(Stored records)
** Begin **

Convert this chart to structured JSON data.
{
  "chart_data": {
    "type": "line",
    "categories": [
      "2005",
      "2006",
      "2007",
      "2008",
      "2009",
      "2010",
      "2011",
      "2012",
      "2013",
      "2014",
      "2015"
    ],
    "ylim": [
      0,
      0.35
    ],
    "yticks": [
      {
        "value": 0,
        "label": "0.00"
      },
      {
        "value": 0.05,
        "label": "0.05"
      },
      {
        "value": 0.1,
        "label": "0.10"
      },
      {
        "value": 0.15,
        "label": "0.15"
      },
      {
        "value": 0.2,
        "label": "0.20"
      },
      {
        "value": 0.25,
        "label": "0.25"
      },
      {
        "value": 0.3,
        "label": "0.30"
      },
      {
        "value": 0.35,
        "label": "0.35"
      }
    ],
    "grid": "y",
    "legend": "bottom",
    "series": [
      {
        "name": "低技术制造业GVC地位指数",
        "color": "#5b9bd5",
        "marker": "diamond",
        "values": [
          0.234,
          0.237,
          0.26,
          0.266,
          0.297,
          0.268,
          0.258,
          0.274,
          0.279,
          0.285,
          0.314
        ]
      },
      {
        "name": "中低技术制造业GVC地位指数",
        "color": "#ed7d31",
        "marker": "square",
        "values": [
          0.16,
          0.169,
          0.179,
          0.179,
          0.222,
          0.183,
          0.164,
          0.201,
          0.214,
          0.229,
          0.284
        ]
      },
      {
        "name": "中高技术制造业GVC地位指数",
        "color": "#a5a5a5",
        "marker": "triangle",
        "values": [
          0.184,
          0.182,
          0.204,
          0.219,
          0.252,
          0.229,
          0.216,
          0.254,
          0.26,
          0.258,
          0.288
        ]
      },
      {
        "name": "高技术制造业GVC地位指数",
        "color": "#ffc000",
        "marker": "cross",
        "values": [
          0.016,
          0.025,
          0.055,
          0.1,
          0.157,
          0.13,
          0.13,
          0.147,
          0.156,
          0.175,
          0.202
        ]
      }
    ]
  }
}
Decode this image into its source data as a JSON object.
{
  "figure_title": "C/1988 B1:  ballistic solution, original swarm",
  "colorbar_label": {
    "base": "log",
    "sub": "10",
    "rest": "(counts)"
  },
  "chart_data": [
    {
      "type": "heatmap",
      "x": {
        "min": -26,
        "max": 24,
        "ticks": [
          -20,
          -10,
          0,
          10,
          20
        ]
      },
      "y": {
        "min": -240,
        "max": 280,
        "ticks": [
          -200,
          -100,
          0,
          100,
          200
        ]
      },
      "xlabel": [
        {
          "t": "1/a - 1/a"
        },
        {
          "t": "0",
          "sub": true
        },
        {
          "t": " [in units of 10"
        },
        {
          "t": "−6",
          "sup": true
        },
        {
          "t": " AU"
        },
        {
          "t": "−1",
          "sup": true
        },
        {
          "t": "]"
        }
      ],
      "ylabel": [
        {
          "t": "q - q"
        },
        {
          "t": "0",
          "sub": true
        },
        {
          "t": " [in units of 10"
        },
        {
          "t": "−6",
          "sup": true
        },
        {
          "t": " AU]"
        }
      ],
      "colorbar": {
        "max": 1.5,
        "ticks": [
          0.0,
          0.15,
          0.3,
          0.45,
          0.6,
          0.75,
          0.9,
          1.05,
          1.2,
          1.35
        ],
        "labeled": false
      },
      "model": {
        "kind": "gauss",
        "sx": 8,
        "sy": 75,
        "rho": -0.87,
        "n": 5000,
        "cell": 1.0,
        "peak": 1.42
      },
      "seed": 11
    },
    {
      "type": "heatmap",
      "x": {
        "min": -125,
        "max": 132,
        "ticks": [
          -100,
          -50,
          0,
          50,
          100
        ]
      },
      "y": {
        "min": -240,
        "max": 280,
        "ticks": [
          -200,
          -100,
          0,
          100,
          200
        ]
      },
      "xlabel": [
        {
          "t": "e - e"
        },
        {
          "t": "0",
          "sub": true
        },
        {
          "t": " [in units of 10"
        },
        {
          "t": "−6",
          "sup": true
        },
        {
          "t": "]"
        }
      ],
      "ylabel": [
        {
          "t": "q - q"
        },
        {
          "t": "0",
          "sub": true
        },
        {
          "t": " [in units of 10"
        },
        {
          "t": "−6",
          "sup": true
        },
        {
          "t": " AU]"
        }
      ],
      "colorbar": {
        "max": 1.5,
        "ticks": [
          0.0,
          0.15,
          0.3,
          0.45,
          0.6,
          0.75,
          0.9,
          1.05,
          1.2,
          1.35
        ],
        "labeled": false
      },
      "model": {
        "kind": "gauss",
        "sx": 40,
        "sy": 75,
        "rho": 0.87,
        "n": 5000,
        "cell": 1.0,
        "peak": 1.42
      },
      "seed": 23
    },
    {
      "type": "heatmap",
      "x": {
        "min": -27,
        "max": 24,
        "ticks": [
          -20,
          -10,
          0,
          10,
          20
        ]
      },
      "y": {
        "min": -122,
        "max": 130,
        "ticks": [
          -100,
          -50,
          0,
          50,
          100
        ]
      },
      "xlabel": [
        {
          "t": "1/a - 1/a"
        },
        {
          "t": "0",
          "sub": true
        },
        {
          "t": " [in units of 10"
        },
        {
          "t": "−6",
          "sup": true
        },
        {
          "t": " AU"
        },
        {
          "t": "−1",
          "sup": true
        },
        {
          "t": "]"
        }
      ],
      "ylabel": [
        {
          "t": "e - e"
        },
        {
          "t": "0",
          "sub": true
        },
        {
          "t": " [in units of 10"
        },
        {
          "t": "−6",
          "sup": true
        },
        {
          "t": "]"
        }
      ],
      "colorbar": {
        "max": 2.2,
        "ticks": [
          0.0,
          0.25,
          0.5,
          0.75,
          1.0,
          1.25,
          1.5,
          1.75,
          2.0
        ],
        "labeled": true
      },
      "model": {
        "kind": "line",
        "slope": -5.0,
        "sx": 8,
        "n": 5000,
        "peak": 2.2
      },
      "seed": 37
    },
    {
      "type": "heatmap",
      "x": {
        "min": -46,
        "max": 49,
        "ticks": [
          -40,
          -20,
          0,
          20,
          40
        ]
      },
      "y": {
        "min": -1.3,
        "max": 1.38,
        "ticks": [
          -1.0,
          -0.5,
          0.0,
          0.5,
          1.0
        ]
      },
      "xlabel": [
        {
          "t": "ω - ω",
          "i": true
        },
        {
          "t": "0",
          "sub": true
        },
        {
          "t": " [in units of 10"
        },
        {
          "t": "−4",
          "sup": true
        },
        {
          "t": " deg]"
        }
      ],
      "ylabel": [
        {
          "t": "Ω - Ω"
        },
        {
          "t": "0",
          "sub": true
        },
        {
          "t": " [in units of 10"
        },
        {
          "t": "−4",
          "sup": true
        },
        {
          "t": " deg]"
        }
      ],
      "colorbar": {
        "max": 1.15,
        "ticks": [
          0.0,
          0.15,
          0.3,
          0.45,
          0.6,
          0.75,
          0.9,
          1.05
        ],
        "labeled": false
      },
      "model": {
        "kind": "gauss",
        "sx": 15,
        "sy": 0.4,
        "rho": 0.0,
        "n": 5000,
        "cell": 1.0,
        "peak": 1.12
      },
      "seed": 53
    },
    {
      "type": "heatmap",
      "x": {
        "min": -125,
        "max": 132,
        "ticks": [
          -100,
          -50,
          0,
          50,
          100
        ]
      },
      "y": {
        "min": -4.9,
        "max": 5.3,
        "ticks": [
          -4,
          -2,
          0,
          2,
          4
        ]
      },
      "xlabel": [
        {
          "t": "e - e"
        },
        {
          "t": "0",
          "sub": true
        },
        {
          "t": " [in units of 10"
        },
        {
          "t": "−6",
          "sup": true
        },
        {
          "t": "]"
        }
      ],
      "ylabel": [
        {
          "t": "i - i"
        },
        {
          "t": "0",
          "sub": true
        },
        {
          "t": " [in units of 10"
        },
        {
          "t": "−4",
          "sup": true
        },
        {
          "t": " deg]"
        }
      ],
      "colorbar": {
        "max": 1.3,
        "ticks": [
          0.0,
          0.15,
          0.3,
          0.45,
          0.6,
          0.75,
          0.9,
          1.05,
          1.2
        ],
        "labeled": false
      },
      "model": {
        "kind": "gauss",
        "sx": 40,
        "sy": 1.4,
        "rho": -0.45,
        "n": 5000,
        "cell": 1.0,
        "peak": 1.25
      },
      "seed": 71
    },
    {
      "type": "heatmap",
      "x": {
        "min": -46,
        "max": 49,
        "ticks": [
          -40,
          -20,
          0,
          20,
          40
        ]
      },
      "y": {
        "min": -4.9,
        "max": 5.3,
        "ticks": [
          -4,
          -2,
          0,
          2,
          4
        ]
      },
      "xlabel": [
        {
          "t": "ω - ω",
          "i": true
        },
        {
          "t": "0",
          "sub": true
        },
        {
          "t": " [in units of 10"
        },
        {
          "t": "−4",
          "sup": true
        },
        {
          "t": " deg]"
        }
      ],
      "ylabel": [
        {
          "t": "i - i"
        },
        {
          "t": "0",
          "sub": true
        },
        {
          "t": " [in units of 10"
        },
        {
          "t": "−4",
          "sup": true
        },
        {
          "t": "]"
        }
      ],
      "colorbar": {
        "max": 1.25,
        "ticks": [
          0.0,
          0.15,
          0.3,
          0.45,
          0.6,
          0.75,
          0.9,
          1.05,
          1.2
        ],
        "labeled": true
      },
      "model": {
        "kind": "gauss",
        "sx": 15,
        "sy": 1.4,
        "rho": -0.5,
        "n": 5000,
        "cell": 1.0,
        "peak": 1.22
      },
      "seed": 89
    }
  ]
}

** End **

**Set problem**
Copy each line of the data that contains the word "peak".

**Task solution**
        "peak": 1.42
        "peak": 1.42
        "peak": 2.2
        "peak": 1.12
        "peak": 1.25
        "peak": 1.22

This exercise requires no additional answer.